■ Exercise description
Return all lines that include the string "current".

■ Supplied data
begin

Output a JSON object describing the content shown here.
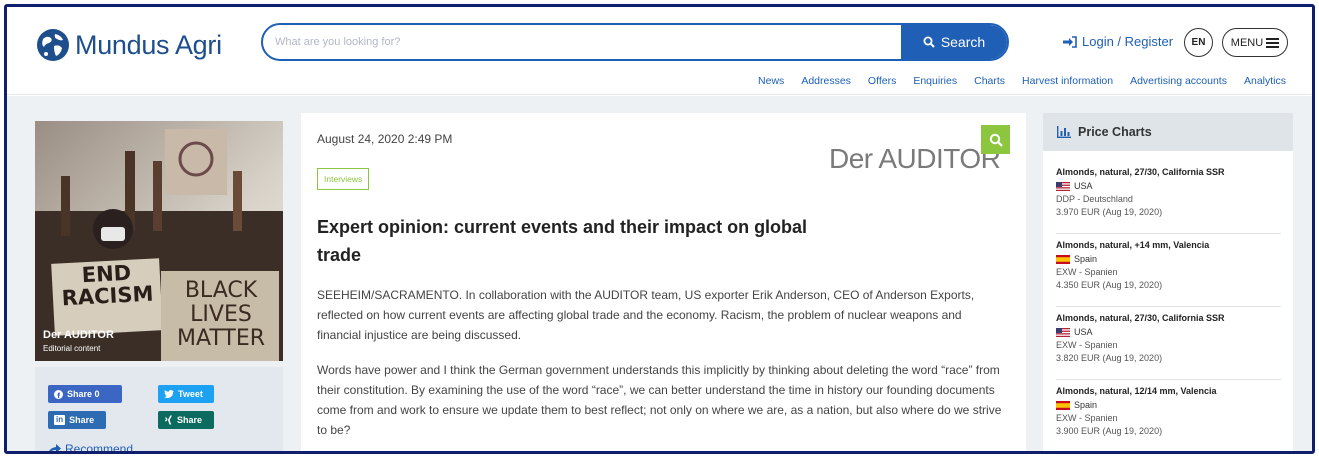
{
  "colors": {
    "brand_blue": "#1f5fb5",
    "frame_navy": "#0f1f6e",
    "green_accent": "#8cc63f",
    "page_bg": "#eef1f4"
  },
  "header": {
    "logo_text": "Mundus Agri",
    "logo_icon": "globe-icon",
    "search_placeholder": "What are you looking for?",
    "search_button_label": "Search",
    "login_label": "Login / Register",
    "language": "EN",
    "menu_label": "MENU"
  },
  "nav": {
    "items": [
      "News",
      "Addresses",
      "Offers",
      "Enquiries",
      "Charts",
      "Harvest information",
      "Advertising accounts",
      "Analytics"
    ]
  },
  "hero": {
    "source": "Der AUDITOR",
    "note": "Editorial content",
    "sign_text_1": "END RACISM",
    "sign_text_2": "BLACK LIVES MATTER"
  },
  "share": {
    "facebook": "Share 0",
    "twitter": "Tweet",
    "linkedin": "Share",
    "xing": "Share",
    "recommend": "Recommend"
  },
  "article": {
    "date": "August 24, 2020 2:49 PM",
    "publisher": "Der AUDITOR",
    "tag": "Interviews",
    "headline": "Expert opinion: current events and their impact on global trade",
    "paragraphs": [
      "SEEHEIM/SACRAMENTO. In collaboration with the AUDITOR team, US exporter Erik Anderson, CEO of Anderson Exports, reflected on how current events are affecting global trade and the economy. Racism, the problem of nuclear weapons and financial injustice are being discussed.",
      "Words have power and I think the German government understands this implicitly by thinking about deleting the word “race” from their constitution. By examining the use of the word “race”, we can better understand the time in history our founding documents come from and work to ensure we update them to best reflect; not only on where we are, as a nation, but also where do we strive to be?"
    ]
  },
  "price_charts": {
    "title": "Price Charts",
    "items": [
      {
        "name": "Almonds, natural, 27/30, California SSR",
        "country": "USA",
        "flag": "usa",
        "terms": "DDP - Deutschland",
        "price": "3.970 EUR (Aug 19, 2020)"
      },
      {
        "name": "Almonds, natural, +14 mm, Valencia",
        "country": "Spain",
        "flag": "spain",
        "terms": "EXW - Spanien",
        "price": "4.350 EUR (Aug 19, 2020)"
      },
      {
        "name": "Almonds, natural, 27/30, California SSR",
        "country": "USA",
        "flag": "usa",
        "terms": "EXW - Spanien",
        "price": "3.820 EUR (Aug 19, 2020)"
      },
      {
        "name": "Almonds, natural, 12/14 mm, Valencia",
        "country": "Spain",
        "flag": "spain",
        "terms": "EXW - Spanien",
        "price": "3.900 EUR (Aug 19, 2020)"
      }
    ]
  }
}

end

■ Solution for this task
    "headline": "Expert opinion: current events and their impact on global trade",
      "SEEHEIM/SACRAMENTO. In collaboration with the AUDITOR team, US exporter Erik Anderson, CEO of Anderson Exports, reflected on how current events are affecting global trade and the economy. Racism, the problem of nuclear weapons and financial injustice are being discussed.",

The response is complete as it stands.